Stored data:
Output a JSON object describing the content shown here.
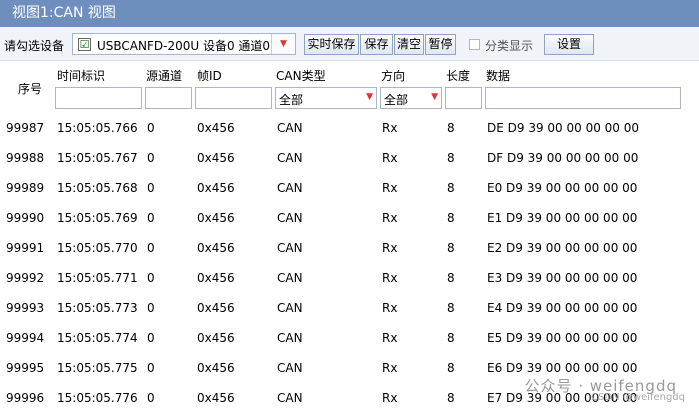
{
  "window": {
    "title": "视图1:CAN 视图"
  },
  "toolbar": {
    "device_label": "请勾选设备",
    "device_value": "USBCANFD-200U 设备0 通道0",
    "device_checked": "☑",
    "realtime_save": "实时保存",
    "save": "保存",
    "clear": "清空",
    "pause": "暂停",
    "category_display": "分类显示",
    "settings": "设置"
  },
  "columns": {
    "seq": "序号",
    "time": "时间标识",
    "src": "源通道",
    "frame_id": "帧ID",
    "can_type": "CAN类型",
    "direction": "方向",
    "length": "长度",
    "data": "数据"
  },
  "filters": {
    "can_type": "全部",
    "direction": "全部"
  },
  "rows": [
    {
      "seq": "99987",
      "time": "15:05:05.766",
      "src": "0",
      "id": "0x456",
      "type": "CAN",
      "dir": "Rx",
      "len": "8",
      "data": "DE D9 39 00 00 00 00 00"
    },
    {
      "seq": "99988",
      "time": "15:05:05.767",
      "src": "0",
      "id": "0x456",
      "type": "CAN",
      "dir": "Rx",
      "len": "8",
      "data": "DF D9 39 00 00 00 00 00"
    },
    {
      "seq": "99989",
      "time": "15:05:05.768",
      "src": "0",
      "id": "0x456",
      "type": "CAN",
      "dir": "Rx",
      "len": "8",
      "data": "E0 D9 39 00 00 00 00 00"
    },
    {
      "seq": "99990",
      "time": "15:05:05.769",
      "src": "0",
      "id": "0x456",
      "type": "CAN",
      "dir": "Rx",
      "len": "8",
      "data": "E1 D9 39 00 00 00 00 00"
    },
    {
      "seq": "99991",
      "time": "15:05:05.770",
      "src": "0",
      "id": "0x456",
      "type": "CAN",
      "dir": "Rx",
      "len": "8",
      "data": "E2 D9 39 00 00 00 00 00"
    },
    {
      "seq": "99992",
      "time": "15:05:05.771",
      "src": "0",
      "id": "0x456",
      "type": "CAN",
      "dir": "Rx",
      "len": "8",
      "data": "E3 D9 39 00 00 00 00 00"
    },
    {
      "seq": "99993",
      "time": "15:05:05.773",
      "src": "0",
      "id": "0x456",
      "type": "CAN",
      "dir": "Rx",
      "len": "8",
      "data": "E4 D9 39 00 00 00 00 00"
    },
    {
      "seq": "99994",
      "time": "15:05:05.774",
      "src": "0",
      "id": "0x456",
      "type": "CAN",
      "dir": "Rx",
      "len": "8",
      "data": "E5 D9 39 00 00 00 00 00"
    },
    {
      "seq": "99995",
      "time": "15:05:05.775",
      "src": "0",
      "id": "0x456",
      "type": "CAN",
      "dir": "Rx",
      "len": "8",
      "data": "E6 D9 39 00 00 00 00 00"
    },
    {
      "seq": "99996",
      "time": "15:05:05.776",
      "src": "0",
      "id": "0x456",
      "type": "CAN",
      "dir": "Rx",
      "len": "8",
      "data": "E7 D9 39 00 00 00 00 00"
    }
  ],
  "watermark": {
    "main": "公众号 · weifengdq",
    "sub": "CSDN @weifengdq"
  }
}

---

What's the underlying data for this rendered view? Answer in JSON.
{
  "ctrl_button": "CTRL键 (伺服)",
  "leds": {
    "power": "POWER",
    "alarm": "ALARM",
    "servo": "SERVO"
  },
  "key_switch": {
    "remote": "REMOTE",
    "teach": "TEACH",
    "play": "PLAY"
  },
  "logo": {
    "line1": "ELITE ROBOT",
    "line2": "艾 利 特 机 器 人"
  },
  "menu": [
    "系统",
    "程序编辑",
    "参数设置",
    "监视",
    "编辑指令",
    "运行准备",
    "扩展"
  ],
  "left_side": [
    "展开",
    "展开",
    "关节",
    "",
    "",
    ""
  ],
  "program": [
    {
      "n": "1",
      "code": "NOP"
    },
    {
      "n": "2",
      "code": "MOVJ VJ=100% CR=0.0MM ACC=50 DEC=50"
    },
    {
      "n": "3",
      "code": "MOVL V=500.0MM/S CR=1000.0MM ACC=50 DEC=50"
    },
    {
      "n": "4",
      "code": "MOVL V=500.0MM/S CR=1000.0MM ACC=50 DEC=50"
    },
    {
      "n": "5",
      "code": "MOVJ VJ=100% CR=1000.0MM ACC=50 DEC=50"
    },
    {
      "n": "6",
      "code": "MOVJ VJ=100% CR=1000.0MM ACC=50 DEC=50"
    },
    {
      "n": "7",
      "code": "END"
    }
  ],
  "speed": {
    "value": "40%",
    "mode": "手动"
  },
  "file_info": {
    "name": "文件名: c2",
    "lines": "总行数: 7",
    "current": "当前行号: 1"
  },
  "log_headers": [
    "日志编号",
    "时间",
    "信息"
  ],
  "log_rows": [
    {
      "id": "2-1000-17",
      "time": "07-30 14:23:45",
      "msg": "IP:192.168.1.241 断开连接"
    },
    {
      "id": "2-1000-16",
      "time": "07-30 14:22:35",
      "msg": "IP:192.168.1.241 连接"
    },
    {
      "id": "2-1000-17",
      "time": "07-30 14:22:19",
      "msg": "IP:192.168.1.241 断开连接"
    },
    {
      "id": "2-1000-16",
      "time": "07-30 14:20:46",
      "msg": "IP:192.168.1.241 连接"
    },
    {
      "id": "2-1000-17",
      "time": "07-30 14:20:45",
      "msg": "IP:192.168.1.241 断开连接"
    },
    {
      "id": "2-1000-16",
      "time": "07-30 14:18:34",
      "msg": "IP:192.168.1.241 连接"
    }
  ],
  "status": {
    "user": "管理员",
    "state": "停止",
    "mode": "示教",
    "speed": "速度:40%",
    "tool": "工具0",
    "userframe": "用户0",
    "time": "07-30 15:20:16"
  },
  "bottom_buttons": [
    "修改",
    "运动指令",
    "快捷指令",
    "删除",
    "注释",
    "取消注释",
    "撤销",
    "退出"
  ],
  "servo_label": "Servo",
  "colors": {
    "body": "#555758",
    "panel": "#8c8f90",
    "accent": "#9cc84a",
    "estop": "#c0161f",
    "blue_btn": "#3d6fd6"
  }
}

> [Written problem] Locate the word "JSON" in the data above. Copy every line carrying it.

> [The completed task]
Output a JSON object describing the content shown here.
What's the underlying data for this rendered view? Answer in JSON.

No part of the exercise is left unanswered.